• _Goal of the exercise_
Copy every record exactly, and keep the pictures out.

• _Input_
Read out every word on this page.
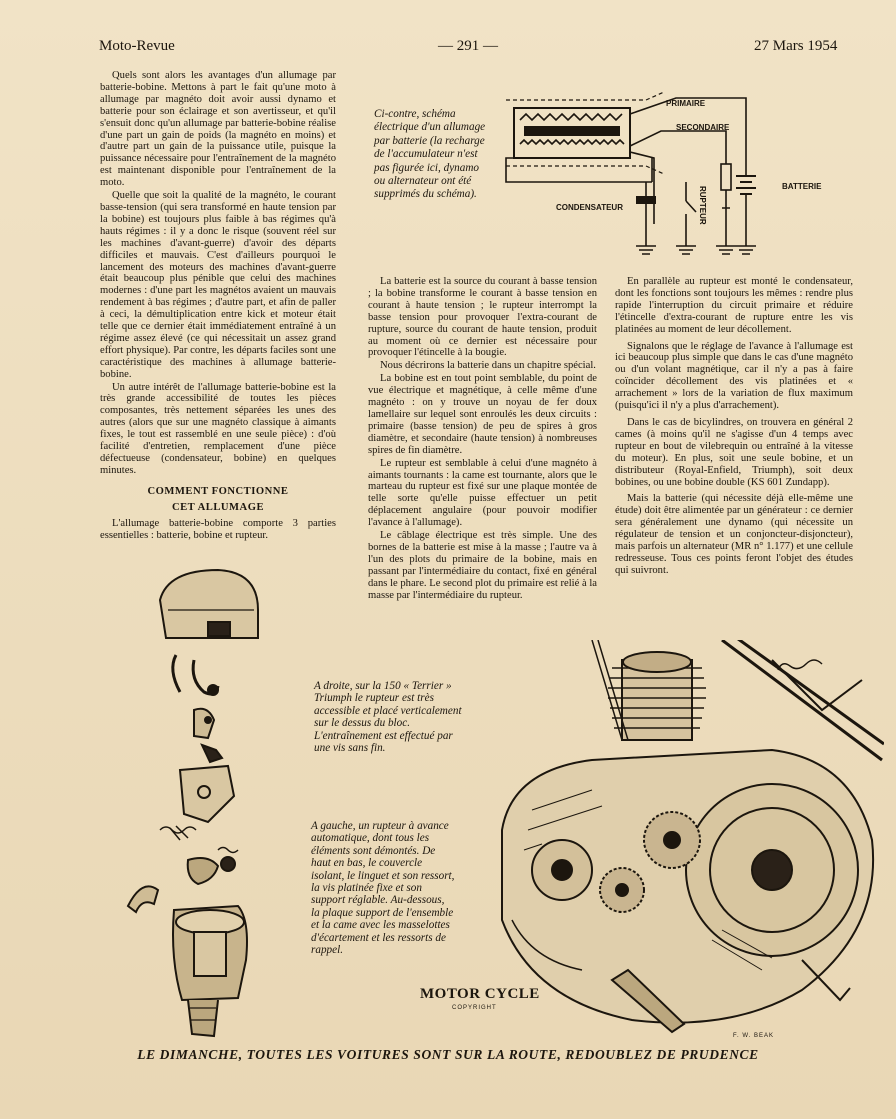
Moto-Revue	— 291 —	27 Mars 1954

Quels sont alors les avantages d'un allumage par batterie-bobine. Mettons à part le fait qu'une moto à allumage par magnéto doit avoir aussi dynamo et batterie pour son éclairage et son avertisseur, et qu'il s'ensuit donc qu'un allumage par batterie-bobine réalise d'une part un gain de poids (la magnéto en moins) et d'autre part un gain de la puissance utile, puisque la puissance nécessaire pour l'entraînement de la magnéto est maintenant disponible pour l'entraînement de la moto.

Quelle que soit la qualité de la magnéto, le courant basse-tension (qui sera transformé en haute tension par la bobine) est toujours plus faible à bas régimes qu'à hauts régimes : il y a donc le risque (souvent réel sur les machines d'avant-guerre) d'avoir des départs difficiles et mauvais. C'est d'ailleurs pourquoi le lancement des moteurs des machines d'avant-guerre était beaucoup plus pénible que celui des machines modernes : d'une part les magnétos avaient un mauvais rendement à bas régimes ; d'autre part, et afin de paller à ceci, la démultiplication entre kick et moteur était telle que ce dernier était immédiatement entraîné à un régime assez élevé (ce qui nécessitait un assez grand effort physique). Par contre, les départs faciles sont une caractéristique des machines à allumage batterie-bobine.

Un autre intérêt de l'allumage batterie-bobine est la très grande accessibilité de toutes les pièces composantes, très nettement séparées les unes des autres (alors que sur une magnéto classique à aimants fixes, le tout est rassemblé en une seule pièce) : d'où facilité d'entretien, remplacement d'une pièce défectueuse (condensateur, bobine) en quelques minutes.

COMMENT FONCTIONNE
CET ALLUMAGE

L'allumage batterie-bobine comporte 3 parties essentielles : batterie, bobine et rupteur.

Ci-contre, schéma électrique d'un allumage par batterie (la recharge de l'accumulateur n'est pas figurée ici, dynamo ou alternateur ont été supprimés du schéma).

PRIMAIRE
SECONDAIRE
BATTERIE
CONDENSATEUR	RUPTEUR

La batterie est la source du courant à basse tension ; la bobine transforme le courant à basse tension en courant à haute tension ; le rupteur interrompt la basse tension pour provoquer l'extra-courant de rupture, source du courant de haute tension, produit au moment où ce dernier est nécessaire pour provoquer l'étincelle à la bougie.

Nous décrirons la batterie dans un chapitre spécial.

La bobine est en tout point semblable, du point de vue électrique et magnétique, à celle même d'une magnéto : on y trouve un noyau de fer doux lamellaire sur lequel sont enroulés les deux circuits : primaire (basse tension) de peu de spires à gros diamètre, et secondaire (haute tension) à nombreuses spires de fin diamètre.

Le rupteur est semblable à celui d'une magnéto à aimants tournants : la came est tournante, alors que le marteau du rupteur est fixé sur une plaque montée de telle sorte qu'elle puisse effectuer un petit déplacement angulaire (pour pouvoir modifier l'avance à l'allumage).

Le câblage électrique est très simple. Une des bornes de la batterie est mise à la masse ; l'autre va à l'un des plots du primaire de la bobine, mais en passant par l'intermédiaire du contact, fixé en général dans le phare. Le second plot du primaire est relié à la masse par l'intermédiaire du rupteur.

En parallèle au rupteur est monté le condensateur, dont les fonctions sont toujours les mêmes : rendre plus rapide l'interruption du circuit primaire et réduire l'étincelle d'extra-courant de rupture entre les vis platinées au moment de leur décollement.

Signalons que le réglage de l'avance à l'allumage est ici beaucoup plus simple que dans le cas d'une magnéto ou d'un volant magnétique, car il n'y a pas à faire coïncider décollement des vis platinées et « arrachement » lors de la variation de flux maximum (puisqu'ici il n'y a plus d'arrachement).

Dans le cas de bicylindres, on trouvera en général 2 cames (à moins qu'il ne s'agisse d'un 4 temps avec rupteur en bout de vilebrequin ou entraîné à la vitesse du moteur). En plus, soit une seule bobine, et un distributeur (Royal-Enfield, Triumph), soit deux bobines, ou une bobine double (KS 601 Zundapp).

Mais la batterie (qui nécessite déjà elle-même une étude) doit être alimentée par un générateur : ce dernier sera généralement une dynamo (qui nécessite un régulateur de tension et un conjoncteur-disjoncteur), mais parfois un alternateur (MR n° 1.177) et une cellule redresseuse. Tous ces points feront l'objet des études qui suivront.

A droite, sur la 150 « Terrier » Triumph le rupteur est très accessible et placé verticalement sur le dessus du bloc. L'entraînement est effectué par une vis sans fin.

A gauche, un rupteur à avance automatique, dont tous les éléments sont démontés. De haut en bas, le couvercle isolant, le linguet et son ressort, la vis platinée fixe et son support réglable. Au-dessous, la plaque support de l'ensemble et la came avec les masselottes d'écartement et les ressorts de rappel.

MOTOR CYCLE
COPYRIGHT
F. W. BEAK
LE DIMANCHE, TOUTES LES VOITURES SONT SUR LA ROUTE, REDOUBLEZ DE PRUDENCE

• _Output for this exercise_
Read out every word on this page.
Moto-Revue	— 291 —	27 Mars 1954

Quels sont alors les avantages d'un allumage par batterie-bobine. Mettons à part le fait qu'une moto à allumage par magnéto doit avoir aussi dynamo et batterie pour son éclairage et son avertisseur, et qu'il s'ensuit donc qu'un allumage par batterie-bobine réalise d'une part un gain de poids (la magnéto en moins) et d'autre part un gain de la puissance utile, puisque la puissance nécessaire pour l'entraînement de la magnéto est maintenant disponible pour l'entraînement de la moto.

Quelle que soit la qualité de la magnéto, le courant basse-tension (qui sera transformé en haute tension par la bobine) est toujours plus faible à bas régimes qu'à hauts régimes : il y a donc le risque (souvent réel sur les machines d'avant-guerre) d'avoir des départs difficiles et mauvais. C'est d'ailleurs pourquoi le lancement des moteurs des machines d'avant-guerre était beaucoup plus pénible que celui des machines modernes : d'une part les magnétos avaient un mauvais rendement à bas régimes ; d'autre part, et afin de paller à ceci, la démultiplication entre kick et moteur était telle que ce dernier était immédiatement entraîné à un régime assez élevé (ce qui nécessitait un assez grand effort physique). Par contre, les départs faciles sont une caractéristique des machines à allumage batterie-bobine.

Un autre intérêt de l'allumage batterie-bobine est la très grande accessibilité de toutes les pièces composantes, très nettement séparées les unes des autres (alors que sur une magnéto classique à aimants fixes, le tout est rassemblé en une seule pièce) : d'où facilité d'entretien, remplacement d'une pièce défectueuse (condensateur, bobine) en quelques minutes.

COMMENT FONCTIONNE
CET ALLUMAGE

L'allumage batterie-bobine comporte 3 parties essentielles : batterie, bobine et rupteur.

Ci-contre, schéma électrique d'un allumage par batterie (la recharge de l'accumulateur n'est pas figurée ici, dynamo ou alternateur ont été supprimés du schéma).

PRIMAIRE
SECONDAIRE
BATTERIE
CONDENSATEUR	RUPTEUR

La batterie est la source du courant à basse tension ; la bobine transforme le courant à basse tension en courant à haute tension ; le rupteur interrompt la basse tension pour provoquer l'extra-courant de rupture, source du courant de haute tension, produit au moment où ce dernier est nécessaire pour provoquer l'étincelle à la bougie.

Nous décrirons la batterie dans un chapitre spécial.

La bobine est en tout point semblable, du point de vue électrique et magnétique, à celle même d'une magnéto : on y trouve un noyau de fer doux lamellaire sur lequel sont enroulés les deux circuits : primaire (basse tension) de peu de spires à gros diamètre, et secondaire (haute tension) à nombreuses spires de fin diamètre.

Le rupteur est semblable à celui d'une magnéto à aimants tournants : la came est tournante, alors que le marteau du rupteur est fixé sur une plaque montée de telle sorte qu'elle puisse effectuer un petit déplacement angulaire (pour pouvoir modifier l'avance à l'allumage).

Le câblage électrique est très simple. Une des bornes de la batterie est mise à la masse ; l'autre va à l'un des plots du primaire de la bobine, mais en passant par l'intermédiaire du contact, fixé en général dans le phare. Le second plot du primaire est relié à la masse par l'intermédiaire du rupteur.

En parallèle au rupteur est monté le condensateur, dont les fonctions sont toujours les mêmes : rendre plus rapide l'interruption du circuit primaire et réduire l'étincelle d'extra-courant de rupture entre les vis platinées au moment de leur décollement.

Signalons que le réglage de l'avance à l'allumage est ici beaucoup plus simple que dans le cas d'une magnéto ou d'un volant magnétique, car il n'y a pas à faire coïncider décollement des vis platinées et « arrachement » lors de la variation de flux maximum (puisqu'ici il n'y a plus d'arrachement).

Dans le cas de bicylindres, on trouvera en général 2 cames (à moins qu'il ne s'agisse d'un 4 temps avec rupteur en bout de vilebrequin ou entraîné à la vitesse du moteur). En plus, soit une seule bobine, et un distributeur (Royal-Enfield, Triumph), soit deux bobines, ou une bobine double (KS 601 Zundapp).

Mais la batterie (qui nécessite déjà elle-même une étude) doit être alimentée par un générateur : ce dernier sera généralement une dynamo (qui nécessite un régulateur de tension et un conjoncteur-disjoncteur), mais parfois un alternateur (MR n° 1.177) et une cellule redresseuse. Tous ces points feront l'objet des études qui suivront.

A droite, sur la 150 « Terrier » Triumph le rupteur est très accessible et placé verticalement sur le dessus du bloc. L'entraînement est effectué par une vis sans fin.

A gauche, un rupteur à avance automatique, dont tous les éléments sont démontés. De haut en bas, le couvercle isolant, le linguet et son ressort, la vis platinée fixe et son support réglable. Au-dessous, la plaque support de l'ensemble et la came avec les masselottes d'écartement et les ressorts de rappel.

MOTOR CYCLE
COPYRIGHT
F. W. BEAK
LE DIMANCHE, TOUTES LES VOITURES SONT SUR LA ROUTE, REDOUBLEZ DE PRUDENCE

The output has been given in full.